■ Texto para análise
——

O trabalho com a nova descoberta foi publicado recentemente em artigo da revista da americana Systematic Botany. É assinado por egressos dos cursos de Doutorado em Botânica e em Ecologia do Inpa, Eduardo Prata e Thaise Emilio, vinculados ao Laboratório de Ecologia e Evolução de Plantas da Amazônia (Labotam/Inpa), e Universidade de Campinas, respectivamente, pelo pesquisador Mario Cohn-Haft (Coleção de Aves/Inpa), e outros 13 autores de instituições do Brasil, Suécia, Alemanha, Holanda, Camarões, França e Reino Unido. A primeira autoria é compartilhada por Eduardo Prata e Maria Fernanda Jiménez, do Gothenburg Global Biodiversity Centre e do Department of Biological and Environmental Sciences, University of Gothenburg, ambos na Suécia.

——

■ Conjunto de exercícios
[1] Diga se cada afirmação concorda com o texto sobre a publicação da nova descoberta. Responda sim ou não e cite as palavras decisivas do texto: (a) O trabalho saiu na revista Systematic Botany. (b) Eduardo Prata é o único primeiro autor. (c) Mario Cohn-Haft está vinculado à Coleção de Aves do Inpa.
[2] Transcreva do texto sobre a publicação da nova descoberta o trecho entre "O trabalho com" e "ambos na Suécia.", incluindo ambos.
As entradas provêm de outra fonte.

■ Trechos das entradas
——

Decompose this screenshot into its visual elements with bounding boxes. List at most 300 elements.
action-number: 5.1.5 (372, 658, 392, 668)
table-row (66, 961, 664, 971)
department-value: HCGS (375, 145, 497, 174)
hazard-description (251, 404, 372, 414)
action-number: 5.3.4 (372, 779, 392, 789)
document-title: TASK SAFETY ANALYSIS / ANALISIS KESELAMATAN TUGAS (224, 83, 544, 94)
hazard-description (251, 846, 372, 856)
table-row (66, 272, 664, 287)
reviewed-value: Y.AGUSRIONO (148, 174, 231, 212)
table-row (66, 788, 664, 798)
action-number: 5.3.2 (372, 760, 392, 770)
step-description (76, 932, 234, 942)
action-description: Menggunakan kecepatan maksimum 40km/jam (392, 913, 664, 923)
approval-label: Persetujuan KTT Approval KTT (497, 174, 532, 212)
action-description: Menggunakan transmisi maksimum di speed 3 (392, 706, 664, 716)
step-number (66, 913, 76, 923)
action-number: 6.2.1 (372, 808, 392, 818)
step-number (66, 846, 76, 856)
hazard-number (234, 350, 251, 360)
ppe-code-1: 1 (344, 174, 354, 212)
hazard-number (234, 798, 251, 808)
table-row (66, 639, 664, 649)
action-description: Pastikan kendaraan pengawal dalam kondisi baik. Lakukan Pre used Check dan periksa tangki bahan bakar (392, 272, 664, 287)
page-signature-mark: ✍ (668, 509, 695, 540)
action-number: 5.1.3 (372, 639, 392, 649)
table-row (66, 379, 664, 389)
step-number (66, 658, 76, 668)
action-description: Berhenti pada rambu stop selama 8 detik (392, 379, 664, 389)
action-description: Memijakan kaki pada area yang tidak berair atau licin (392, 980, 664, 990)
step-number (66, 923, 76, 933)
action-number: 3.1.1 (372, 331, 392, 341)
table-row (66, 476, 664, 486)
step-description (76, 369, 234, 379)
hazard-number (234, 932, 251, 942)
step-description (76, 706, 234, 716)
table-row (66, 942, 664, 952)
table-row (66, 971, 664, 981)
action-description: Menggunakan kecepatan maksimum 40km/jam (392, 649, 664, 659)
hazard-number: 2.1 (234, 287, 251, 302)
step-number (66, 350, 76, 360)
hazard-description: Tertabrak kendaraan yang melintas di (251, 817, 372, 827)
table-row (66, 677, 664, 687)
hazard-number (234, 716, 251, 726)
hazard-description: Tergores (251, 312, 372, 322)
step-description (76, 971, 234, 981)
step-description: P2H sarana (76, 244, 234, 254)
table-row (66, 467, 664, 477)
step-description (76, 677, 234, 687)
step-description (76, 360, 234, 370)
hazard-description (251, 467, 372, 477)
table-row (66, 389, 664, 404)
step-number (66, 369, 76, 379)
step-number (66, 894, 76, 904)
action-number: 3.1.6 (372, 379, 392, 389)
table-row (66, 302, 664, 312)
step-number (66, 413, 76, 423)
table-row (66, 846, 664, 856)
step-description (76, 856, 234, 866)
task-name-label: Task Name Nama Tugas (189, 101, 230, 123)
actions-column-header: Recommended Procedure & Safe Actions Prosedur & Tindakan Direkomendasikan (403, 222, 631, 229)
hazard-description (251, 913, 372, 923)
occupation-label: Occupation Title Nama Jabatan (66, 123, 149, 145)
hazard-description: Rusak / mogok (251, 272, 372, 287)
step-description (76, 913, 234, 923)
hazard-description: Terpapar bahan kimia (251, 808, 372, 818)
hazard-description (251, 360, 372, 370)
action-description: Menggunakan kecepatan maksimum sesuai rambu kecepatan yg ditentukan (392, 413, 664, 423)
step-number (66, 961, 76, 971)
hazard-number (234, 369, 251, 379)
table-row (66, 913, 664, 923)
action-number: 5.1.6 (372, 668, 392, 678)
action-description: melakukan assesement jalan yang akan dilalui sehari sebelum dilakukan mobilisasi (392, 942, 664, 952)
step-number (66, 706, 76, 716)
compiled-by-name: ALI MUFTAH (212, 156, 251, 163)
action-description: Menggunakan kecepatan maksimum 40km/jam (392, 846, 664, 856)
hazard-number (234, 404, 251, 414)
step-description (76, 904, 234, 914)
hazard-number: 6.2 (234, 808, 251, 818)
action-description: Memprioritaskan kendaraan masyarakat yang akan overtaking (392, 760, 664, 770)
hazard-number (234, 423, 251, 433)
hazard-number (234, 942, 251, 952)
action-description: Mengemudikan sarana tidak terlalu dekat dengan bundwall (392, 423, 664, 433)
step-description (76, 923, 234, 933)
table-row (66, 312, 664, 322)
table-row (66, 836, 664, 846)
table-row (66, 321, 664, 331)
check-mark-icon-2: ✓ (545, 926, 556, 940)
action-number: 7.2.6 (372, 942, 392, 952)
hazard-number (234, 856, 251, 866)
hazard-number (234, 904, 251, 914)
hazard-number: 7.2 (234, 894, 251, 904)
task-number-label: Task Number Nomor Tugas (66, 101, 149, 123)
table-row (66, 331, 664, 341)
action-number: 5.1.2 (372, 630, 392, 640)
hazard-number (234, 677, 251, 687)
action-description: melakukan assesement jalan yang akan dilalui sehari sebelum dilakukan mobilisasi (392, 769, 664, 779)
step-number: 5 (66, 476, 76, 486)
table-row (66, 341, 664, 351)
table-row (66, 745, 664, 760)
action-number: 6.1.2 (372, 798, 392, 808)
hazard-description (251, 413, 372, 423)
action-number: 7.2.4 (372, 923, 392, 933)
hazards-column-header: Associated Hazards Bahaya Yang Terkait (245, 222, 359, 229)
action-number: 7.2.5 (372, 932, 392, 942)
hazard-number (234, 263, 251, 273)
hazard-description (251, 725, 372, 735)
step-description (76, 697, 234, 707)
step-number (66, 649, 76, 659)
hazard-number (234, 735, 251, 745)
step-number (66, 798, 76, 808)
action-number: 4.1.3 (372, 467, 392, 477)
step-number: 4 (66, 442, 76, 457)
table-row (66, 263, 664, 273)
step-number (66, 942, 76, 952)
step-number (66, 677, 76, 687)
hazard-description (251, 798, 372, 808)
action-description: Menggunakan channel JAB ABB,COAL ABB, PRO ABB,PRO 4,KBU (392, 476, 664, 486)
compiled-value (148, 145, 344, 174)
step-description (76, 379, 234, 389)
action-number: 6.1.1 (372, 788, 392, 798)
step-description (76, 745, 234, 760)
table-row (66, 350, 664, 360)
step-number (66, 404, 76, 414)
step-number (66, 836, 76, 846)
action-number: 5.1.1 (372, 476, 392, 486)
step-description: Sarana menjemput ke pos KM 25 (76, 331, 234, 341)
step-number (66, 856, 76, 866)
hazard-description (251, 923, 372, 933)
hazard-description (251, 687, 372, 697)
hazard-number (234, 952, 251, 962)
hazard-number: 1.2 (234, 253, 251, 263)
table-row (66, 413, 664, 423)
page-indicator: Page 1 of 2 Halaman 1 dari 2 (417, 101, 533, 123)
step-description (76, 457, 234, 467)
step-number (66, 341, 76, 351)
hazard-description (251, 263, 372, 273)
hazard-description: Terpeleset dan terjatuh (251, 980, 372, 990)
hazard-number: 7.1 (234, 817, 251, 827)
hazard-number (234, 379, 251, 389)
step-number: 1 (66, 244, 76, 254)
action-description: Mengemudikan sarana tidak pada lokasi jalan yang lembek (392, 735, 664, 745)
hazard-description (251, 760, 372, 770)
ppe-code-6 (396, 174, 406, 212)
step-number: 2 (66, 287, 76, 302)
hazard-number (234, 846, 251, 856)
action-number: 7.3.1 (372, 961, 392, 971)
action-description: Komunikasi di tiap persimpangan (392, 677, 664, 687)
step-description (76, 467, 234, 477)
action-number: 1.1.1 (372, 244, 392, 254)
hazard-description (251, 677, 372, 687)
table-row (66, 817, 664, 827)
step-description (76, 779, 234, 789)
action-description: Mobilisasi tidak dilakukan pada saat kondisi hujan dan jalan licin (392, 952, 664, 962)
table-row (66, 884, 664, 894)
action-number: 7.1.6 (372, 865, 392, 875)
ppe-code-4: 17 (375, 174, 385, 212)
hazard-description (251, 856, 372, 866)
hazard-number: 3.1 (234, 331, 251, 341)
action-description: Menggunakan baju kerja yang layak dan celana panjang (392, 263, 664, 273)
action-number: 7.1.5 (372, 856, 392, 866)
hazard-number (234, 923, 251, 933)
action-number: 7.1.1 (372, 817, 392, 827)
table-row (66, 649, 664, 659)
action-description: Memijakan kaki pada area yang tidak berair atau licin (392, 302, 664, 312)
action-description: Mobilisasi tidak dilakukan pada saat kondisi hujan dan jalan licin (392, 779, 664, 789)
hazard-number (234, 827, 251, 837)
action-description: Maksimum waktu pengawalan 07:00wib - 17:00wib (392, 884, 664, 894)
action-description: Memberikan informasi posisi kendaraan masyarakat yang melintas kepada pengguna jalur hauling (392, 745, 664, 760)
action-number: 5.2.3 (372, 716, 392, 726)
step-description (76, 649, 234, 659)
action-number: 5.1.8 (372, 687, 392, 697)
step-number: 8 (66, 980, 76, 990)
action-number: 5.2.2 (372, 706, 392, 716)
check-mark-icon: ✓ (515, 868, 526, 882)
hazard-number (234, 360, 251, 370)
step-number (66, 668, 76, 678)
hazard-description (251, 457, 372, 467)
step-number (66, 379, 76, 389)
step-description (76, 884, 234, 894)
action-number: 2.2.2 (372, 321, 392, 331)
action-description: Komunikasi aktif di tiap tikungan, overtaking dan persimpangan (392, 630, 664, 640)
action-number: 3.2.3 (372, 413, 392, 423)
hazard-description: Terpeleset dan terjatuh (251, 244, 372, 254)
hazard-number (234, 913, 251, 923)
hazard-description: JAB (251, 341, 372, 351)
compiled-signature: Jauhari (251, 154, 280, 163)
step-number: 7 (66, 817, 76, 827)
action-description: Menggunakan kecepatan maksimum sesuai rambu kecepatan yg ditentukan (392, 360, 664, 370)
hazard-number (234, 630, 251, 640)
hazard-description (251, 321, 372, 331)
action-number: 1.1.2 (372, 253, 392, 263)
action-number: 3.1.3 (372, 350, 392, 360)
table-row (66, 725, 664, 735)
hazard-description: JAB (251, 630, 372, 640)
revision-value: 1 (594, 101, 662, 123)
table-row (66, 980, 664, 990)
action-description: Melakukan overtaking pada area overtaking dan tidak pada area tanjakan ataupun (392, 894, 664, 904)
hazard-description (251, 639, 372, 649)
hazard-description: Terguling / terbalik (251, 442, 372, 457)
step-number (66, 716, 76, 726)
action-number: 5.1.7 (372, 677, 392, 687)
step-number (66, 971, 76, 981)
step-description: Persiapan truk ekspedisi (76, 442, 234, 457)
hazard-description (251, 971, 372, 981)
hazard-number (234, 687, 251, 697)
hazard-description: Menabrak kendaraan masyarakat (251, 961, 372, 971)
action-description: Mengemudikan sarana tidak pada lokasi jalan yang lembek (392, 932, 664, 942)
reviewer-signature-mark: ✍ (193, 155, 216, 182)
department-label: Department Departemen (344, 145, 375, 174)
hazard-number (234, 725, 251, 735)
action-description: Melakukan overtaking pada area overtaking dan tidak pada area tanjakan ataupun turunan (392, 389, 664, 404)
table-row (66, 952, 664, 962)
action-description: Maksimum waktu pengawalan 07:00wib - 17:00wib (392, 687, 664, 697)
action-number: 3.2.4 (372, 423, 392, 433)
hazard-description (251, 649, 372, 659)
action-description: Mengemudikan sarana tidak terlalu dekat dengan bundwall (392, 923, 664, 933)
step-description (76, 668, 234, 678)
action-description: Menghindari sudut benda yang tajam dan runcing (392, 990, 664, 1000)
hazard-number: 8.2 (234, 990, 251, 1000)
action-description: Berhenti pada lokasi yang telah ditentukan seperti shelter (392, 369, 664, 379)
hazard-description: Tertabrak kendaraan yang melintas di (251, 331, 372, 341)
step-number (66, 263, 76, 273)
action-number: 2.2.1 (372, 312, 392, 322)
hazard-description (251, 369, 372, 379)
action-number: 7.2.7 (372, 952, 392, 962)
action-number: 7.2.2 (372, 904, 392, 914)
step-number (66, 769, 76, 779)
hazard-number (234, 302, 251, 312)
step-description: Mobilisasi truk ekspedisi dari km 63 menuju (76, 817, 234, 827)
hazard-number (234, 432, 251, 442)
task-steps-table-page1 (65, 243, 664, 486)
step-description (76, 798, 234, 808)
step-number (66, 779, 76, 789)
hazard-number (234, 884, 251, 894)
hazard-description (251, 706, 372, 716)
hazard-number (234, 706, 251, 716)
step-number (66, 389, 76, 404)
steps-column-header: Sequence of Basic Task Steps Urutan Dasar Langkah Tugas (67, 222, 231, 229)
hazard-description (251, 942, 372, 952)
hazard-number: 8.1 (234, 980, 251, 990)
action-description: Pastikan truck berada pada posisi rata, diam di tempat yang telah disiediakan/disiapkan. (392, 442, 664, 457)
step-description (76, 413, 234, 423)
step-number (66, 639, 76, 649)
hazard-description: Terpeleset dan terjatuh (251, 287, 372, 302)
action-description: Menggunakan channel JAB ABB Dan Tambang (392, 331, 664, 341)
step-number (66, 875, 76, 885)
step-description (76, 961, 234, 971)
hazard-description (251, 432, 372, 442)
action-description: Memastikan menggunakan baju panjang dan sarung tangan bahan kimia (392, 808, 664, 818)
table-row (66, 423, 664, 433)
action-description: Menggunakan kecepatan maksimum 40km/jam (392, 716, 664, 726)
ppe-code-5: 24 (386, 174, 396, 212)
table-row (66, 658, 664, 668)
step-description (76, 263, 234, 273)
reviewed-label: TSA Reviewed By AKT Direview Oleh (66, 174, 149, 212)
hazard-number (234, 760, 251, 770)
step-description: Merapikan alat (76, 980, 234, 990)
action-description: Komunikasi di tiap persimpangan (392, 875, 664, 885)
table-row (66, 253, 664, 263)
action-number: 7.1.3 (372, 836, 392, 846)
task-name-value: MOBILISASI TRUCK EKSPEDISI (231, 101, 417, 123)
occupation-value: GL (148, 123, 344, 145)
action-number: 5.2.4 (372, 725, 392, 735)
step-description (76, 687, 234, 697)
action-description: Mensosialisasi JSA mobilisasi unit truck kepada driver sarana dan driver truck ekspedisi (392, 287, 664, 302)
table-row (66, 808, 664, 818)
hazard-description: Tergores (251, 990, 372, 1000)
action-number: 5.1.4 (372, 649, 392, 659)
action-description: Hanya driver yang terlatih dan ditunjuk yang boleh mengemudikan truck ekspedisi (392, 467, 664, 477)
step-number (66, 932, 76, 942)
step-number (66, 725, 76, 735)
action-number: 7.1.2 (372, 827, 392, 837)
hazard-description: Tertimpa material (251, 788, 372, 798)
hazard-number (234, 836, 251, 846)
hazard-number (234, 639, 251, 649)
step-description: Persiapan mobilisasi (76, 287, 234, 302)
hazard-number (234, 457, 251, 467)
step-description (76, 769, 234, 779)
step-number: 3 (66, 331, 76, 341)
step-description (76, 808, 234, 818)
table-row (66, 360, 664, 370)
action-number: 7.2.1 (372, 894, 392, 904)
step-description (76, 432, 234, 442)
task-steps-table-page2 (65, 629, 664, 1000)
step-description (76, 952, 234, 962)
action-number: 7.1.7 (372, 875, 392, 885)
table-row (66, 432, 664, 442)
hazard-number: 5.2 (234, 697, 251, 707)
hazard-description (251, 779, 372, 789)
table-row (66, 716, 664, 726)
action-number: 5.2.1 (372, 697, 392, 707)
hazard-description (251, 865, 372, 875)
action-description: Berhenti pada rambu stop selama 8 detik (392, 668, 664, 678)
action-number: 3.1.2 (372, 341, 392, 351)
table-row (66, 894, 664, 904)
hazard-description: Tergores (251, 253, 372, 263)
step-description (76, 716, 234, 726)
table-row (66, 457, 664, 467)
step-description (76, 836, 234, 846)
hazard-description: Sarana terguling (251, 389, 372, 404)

——

■ Respostas em ordem
[1]
(a) Sim: "publicado recentemente em artigo da revista da americana Systematic Botany".
(b) Não: "A primeira autoria é compartilhada por Eduardo Prata e Maria Fernanda Jiménez".
(c) Sim: "pelo pesquisador Mario Cohn-Haft (Coleção de Aves/Inpa)".

[2]
O trabalho com a nova descoberta foi publicado recentemente em artigo da revista da americana Systematic Botany. É assinado por egressos dos cursos de Doutorado em Botânica e em Ecologia do Inpa, Eduardo Prata e Thaise Emilio, vinculados ao Laboratório de Ecologia e Evolução de Plantas da Amazônia (Labotam/Inpa), e Universidade de Campinas, respectivamente, pelo pesquisador Mario Cohn-Haft (Coleção de Aves/Inpa), e outros 13 autores de instituições do Brasil, Suécia, Alemanha, Holanda, Camarões, França e Reino Unido. A primeira autoria é compartilhada por Eduardo Prata e Maria Fernanda Jiménez, do Gothenburg Global Biodiversity Centre e do Department of Biological and Environmental Sciences, University of Gothenburg, ambos na Suécia.